§ **Direction**
Using the data below, tally the lines that include the string "this". Only the number is wanted.
═════ Data supplied ═════
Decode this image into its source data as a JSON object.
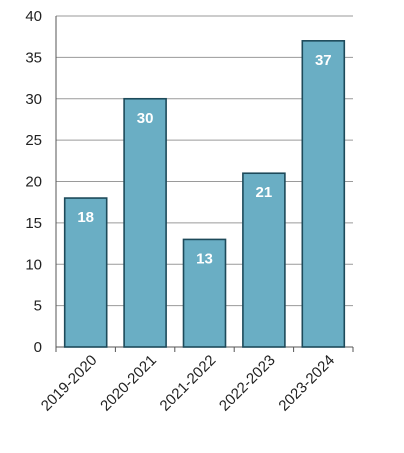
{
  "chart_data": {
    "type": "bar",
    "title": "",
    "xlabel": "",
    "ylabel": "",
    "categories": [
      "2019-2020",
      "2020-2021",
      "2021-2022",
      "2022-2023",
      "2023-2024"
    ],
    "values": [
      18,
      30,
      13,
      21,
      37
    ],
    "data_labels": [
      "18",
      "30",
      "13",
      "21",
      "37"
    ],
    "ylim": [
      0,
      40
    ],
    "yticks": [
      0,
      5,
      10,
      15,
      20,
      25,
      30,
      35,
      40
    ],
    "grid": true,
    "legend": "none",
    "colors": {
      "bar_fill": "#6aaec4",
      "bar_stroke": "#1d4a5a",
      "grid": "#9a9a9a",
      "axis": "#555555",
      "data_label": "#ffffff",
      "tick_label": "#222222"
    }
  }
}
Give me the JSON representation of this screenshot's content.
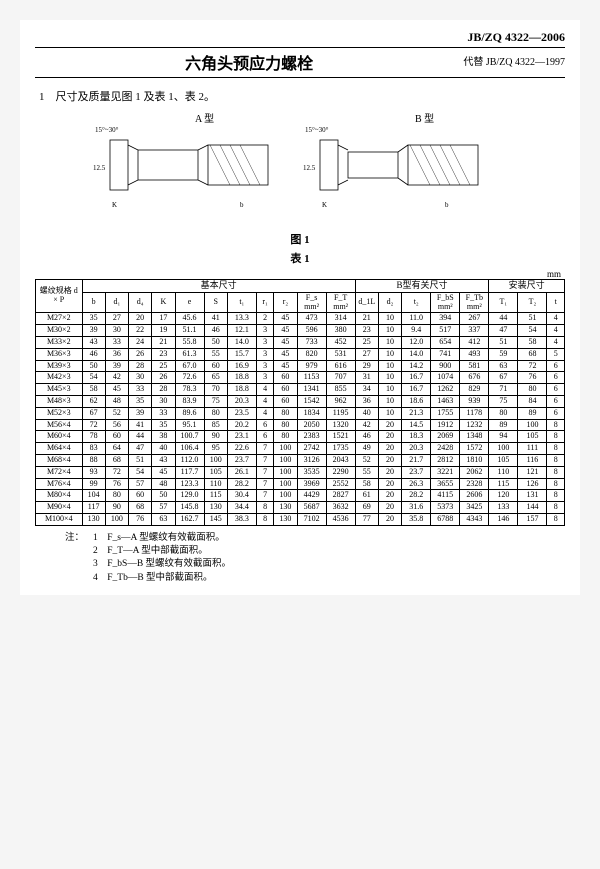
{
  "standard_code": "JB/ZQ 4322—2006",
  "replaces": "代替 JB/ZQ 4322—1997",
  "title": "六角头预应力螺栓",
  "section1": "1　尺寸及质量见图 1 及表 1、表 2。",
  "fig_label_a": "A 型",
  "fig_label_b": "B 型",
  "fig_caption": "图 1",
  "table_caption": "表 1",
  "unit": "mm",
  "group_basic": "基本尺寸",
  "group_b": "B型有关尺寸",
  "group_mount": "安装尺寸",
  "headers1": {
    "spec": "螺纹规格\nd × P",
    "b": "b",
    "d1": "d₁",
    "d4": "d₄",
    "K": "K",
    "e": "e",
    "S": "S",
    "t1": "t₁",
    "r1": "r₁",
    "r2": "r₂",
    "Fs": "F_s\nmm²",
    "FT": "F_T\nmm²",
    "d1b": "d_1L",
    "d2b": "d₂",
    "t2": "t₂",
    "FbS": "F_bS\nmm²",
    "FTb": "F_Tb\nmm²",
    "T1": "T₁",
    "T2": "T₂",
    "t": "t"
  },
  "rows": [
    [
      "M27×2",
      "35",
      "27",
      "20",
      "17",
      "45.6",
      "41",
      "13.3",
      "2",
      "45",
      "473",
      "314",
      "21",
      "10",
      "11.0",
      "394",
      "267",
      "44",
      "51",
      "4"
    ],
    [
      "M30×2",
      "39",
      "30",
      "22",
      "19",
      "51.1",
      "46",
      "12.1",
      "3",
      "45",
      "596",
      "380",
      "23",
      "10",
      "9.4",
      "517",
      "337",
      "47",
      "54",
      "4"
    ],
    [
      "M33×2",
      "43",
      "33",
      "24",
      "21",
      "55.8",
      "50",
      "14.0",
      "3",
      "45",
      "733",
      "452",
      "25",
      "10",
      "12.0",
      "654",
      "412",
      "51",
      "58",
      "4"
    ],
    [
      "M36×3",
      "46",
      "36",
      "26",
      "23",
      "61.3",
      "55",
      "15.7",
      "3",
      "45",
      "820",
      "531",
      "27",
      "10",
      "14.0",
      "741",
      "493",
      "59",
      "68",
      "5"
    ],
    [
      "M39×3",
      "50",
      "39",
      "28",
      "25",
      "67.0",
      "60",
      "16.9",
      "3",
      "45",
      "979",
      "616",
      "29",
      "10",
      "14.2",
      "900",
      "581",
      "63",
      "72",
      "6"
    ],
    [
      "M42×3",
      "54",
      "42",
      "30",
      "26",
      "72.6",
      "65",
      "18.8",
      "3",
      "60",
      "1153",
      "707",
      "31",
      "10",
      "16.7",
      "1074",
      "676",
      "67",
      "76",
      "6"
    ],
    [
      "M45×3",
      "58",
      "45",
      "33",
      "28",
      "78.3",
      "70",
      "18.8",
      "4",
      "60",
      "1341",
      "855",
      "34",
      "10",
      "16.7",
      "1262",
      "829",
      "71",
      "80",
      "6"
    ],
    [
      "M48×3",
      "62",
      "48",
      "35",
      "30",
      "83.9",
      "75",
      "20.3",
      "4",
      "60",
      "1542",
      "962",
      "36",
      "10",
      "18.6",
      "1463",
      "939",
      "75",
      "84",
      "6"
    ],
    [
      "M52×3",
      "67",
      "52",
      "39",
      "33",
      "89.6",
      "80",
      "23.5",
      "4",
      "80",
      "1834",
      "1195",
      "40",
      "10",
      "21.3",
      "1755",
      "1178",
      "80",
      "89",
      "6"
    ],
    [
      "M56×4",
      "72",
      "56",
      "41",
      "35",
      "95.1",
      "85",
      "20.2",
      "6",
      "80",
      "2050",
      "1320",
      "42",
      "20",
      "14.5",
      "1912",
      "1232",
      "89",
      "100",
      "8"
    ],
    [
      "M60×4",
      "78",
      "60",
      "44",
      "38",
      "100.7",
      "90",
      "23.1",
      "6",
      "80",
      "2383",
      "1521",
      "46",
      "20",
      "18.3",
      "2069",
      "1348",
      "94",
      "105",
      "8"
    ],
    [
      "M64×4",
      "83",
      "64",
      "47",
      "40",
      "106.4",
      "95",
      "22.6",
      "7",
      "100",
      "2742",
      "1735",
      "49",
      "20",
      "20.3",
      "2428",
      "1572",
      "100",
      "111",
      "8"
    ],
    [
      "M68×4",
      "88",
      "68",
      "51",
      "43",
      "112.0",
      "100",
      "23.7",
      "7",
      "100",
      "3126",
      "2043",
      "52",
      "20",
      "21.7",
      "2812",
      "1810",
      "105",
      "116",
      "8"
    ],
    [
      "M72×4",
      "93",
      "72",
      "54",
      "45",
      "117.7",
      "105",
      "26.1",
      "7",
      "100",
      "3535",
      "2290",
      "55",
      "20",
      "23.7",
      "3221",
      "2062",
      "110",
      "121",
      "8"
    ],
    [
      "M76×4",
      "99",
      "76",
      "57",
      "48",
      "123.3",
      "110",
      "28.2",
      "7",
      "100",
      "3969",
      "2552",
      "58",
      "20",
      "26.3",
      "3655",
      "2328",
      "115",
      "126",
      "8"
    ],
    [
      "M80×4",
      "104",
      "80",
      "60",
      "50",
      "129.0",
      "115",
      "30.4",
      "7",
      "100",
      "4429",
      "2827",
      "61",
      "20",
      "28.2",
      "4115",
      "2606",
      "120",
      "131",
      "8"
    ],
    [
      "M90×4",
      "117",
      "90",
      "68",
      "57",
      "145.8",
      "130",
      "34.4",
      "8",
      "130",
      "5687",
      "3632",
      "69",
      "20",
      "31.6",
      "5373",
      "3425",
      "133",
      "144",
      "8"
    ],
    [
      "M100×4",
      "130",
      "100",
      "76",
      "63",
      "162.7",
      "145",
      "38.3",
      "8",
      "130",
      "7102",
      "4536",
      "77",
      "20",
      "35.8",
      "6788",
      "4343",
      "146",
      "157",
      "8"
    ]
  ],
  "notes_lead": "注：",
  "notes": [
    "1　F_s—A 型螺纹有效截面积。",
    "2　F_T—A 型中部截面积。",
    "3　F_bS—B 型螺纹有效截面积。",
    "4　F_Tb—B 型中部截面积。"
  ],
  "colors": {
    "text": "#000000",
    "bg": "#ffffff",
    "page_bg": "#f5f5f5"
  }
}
═════
═════ Data supplied ═════
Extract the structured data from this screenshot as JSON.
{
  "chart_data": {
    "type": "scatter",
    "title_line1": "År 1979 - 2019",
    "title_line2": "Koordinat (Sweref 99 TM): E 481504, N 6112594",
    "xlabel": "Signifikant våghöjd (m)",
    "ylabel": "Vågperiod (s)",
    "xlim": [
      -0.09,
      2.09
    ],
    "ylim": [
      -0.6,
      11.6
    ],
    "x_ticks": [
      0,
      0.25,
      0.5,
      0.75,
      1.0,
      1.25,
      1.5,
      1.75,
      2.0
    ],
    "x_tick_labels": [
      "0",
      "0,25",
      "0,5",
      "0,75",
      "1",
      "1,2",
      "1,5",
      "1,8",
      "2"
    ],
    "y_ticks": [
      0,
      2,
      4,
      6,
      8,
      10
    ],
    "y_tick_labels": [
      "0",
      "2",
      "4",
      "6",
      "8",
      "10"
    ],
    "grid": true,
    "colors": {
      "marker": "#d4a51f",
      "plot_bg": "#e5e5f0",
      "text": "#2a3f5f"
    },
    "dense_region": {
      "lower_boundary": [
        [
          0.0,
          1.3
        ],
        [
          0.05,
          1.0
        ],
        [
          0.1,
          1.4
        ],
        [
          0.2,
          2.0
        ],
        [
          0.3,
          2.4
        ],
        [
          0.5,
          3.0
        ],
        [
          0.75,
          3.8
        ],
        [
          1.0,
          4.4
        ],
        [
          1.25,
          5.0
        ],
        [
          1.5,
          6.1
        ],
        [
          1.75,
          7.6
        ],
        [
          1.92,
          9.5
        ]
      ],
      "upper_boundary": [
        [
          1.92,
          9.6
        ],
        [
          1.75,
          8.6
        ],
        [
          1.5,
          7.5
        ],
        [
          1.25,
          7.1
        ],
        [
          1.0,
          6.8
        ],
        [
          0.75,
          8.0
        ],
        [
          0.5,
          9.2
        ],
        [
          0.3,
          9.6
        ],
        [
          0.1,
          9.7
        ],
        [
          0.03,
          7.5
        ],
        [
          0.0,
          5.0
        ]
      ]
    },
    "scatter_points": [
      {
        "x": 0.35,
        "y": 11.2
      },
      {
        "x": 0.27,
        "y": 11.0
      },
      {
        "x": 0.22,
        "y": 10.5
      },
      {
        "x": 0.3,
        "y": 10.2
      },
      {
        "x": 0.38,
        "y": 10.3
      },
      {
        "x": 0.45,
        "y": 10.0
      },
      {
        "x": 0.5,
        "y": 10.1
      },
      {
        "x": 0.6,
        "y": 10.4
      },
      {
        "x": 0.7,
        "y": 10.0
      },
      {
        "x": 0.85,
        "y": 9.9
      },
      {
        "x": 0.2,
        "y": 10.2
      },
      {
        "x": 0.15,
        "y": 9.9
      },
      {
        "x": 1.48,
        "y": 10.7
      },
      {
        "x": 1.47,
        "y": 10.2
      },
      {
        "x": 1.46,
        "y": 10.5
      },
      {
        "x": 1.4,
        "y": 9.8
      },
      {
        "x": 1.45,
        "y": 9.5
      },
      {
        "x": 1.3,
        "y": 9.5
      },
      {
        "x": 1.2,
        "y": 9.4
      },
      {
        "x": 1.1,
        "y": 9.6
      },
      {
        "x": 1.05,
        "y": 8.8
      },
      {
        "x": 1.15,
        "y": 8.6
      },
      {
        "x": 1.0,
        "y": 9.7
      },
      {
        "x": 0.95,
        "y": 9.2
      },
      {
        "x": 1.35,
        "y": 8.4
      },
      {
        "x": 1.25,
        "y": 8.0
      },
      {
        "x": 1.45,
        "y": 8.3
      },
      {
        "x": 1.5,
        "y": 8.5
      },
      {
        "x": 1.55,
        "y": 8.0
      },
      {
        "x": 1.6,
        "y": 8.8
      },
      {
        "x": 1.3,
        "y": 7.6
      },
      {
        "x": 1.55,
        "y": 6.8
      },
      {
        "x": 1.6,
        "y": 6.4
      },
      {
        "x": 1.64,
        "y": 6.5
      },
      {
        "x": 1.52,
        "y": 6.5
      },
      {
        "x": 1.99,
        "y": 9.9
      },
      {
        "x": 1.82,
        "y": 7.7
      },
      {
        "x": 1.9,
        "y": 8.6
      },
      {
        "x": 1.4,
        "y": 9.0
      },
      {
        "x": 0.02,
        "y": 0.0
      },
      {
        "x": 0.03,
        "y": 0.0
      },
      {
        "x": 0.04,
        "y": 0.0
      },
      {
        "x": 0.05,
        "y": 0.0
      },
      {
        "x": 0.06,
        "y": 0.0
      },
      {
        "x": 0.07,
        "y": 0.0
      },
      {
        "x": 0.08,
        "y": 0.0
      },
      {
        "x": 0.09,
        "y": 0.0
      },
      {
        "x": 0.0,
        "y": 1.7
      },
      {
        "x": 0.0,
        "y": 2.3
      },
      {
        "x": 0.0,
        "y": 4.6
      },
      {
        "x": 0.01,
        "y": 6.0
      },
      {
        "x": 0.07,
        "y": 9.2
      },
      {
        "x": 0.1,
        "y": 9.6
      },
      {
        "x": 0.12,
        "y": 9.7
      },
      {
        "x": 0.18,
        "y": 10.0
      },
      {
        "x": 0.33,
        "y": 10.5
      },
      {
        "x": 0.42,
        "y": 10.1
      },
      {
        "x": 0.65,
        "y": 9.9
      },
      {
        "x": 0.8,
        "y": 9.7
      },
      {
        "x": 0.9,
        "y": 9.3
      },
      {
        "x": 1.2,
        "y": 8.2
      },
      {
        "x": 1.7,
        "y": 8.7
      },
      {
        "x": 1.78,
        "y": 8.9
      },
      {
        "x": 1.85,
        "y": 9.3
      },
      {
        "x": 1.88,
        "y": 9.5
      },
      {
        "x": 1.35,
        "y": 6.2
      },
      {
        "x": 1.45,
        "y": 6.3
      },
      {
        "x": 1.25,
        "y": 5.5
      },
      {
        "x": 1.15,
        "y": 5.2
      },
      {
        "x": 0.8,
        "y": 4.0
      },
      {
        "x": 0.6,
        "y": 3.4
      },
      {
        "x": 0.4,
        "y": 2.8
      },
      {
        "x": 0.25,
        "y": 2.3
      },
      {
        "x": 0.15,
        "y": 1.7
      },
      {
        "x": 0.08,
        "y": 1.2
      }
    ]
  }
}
═════
═════ Data supplied ═════
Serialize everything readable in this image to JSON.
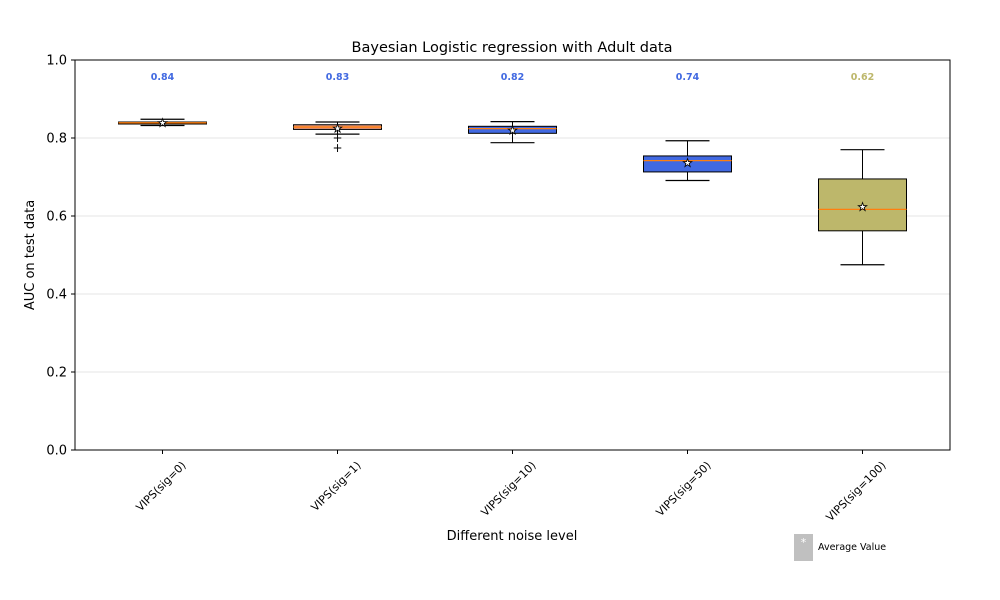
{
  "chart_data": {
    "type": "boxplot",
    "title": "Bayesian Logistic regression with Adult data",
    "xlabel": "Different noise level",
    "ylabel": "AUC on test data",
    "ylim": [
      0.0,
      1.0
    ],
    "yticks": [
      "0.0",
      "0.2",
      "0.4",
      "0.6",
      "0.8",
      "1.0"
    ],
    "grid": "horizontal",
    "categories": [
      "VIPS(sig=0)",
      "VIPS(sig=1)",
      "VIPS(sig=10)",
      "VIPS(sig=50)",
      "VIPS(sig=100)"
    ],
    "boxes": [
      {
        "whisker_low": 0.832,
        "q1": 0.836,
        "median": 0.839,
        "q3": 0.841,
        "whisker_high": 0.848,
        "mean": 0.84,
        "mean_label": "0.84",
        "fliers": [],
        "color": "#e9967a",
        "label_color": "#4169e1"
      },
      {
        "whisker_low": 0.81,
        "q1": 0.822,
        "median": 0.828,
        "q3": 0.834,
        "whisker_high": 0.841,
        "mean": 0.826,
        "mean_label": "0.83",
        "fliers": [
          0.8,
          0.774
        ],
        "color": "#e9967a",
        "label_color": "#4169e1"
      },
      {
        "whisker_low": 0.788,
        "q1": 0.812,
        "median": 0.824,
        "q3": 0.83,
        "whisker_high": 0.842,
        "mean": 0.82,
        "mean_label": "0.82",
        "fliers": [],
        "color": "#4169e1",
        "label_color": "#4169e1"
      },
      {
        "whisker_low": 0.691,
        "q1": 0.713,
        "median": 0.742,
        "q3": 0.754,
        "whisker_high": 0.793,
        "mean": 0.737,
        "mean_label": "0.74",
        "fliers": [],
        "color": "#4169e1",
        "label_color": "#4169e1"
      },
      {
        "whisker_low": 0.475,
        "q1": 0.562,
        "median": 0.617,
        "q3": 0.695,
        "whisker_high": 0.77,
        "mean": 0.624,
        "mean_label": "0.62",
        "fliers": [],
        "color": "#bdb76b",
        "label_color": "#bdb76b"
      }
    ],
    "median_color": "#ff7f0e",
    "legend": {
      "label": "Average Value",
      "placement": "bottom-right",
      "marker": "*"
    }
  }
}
═════
§ **Task solution**
4